### What the task asks
Extract from the listing each line in which the word "Training" appears.

### Working data
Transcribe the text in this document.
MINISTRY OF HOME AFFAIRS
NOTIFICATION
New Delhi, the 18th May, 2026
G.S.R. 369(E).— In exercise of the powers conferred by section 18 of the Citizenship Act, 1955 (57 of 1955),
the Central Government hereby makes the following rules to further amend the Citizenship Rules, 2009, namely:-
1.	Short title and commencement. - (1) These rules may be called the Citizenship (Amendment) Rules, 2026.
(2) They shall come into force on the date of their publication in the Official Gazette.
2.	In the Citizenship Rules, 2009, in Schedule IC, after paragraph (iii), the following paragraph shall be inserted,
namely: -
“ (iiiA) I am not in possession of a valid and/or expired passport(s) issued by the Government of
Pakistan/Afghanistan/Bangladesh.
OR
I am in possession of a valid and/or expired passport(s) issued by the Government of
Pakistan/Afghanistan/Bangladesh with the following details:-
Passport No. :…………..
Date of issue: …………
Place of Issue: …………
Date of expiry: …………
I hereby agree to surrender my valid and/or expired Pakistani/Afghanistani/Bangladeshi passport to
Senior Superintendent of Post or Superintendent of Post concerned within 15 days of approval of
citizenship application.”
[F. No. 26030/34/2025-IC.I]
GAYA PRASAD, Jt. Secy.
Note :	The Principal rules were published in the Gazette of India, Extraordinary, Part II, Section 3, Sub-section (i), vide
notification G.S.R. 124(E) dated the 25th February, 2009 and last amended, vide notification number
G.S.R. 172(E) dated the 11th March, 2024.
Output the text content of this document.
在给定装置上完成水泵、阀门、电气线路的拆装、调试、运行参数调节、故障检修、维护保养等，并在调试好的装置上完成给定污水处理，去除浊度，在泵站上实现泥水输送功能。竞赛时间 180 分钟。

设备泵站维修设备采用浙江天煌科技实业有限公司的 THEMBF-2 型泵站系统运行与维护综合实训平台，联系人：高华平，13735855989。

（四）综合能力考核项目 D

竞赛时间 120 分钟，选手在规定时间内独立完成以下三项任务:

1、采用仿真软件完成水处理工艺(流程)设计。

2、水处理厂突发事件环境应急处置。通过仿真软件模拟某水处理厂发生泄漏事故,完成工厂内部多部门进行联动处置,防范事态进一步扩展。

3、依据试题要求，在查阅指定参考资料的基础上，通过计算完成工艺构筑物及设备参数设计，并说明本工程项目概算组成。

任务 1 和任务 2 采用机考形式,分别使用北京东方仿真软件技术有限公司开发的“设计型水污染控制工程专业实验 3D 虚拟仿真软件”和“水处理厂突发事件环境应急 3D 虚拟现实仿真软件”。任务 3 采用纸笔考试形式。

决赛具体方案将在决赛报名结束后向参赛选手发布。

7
--
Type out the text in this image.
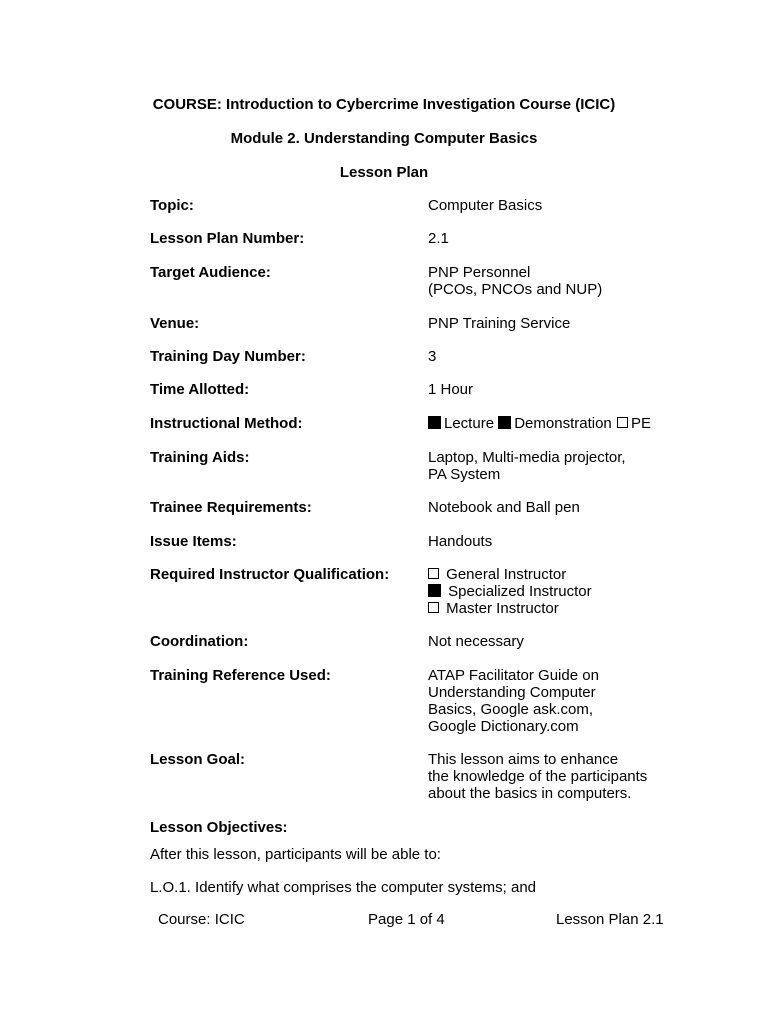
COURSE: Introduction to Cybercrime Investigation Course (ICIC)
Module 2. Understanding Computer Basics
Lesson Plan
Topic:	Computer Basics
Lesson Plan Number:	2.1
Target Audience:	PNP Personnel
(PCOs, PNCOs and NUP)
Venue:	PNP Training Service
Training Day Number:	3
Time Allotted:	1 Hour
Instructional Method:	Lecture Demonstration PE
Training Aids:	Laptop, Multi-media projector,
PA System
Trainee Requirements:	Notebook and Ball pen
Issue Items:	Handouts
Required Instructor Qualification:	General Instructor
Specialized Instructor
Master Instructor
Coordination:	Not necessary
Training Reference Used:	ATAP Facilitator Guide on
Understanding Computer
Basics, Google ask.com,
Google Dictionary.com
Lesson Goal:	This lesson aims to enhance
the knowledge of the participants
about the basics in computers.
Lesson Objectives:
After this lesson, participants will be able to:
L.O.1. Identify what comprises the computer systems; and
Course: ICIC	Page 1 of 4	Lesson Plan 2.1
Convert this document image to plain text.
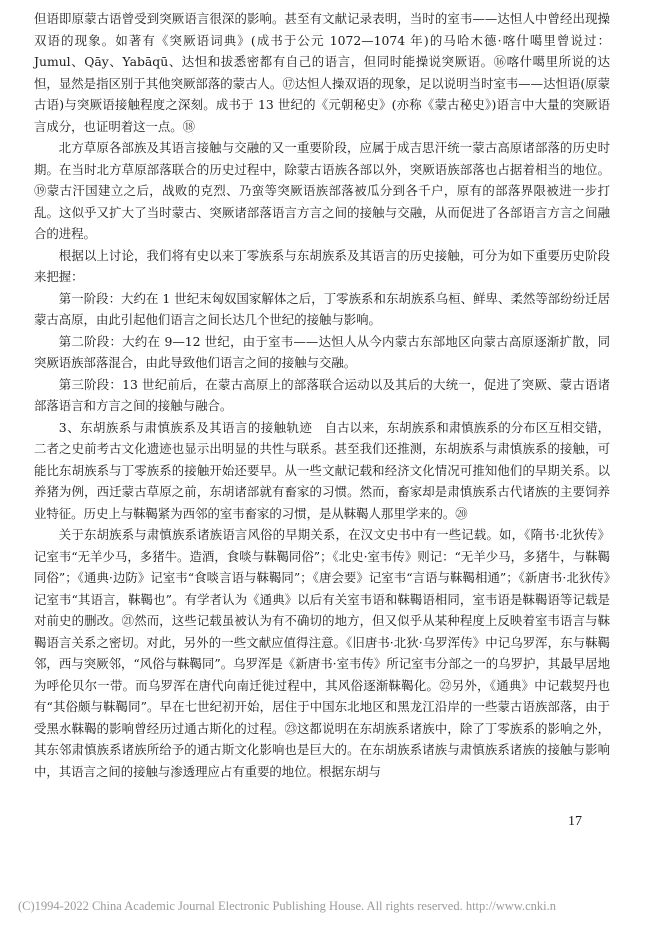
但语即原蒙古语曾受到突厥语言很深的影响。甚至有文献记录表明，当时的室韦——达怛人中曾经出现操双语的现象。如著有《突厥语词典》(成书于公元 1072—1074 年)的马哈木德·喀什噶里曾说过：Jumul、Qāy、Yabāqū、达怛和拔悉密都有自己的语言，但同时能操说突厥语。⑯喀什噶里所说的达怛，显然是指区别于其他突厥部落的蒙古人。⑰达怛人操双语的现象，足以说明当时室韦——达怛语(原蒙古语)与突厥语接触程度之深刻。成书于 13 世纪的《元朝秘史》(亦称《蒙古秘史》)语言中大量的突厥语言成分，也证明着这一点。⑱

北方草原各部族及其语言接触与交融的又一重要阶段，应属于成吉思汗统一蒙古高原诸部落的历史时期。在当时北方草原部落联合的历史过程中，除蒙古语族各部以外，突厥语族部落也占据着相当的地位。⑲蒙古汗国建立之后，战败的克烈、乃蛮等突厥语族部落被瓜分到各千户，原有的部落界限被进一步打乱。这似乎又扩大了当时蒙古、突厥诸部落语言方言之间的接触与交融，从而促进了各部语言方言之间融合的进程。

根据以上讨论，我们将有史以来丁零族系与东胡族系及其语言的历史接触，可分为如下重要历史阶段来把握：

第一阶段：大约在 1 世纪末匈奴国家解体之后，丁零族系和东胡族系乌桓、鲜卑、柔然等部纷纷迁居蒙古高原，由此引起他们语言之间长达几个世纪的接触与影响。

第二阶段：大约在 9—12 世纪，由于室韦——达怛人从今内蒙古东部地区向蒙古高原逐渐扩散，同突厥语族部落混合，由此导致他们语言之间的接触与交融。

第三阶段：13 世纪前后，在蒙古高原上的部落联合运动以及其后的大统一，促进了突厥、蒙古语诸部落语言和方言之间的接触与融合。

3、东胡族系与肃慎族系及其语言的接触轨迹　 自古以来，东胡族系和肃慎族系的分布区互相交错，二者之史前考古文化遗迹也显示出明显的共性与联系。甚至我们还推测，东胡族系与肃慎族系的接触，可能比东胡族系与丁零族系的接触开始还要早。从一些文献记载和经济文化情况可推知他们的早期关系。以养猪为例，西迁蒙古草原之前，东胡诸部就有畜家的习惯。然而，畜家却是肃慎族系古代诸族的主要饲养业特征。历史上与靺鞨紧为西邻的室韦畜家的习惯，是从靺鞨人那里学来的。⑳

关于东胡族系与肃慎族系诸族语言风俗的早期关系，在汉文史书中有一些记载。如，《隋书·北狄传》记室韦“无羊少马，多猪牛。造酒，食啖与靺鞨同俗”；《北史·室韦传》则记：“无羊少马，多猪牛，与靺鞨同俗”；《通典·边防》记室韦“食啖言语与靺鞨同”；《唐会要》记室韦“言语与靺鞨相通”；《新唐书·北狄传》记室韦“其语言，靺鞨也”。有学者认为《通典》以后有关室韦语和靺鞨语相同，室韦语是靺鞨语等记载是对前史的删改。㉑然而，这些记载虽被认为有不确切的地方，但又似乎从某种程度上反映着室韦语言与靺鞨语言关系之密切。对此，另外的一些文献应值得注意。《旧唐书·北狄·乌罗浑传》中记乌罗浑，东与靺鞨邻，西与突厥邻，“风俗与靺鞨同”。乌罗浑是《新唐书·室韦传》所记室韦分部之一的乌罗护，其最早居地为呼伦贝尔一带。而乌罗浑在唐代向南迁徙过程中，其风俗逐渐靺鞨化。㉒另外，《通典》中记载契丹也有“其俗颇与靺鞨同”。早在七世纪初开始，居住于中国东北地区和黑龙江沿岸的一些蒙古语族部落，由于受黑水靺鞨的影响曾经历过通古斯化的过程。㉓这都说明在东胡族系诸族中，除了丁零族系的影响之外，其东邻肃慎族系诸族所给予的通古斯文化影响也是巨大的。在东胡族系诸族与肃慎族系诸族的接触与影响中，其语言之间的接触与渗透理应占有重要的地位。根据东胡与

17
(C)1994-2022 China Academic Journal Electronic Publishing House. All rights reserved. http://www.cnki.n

### Full response
Venue:	PNP Training Service
Training Day Number:	3
Training Aids:	Laptop, Multi-media projector,
Training Reference Used:	ATAP Facilitator Guide on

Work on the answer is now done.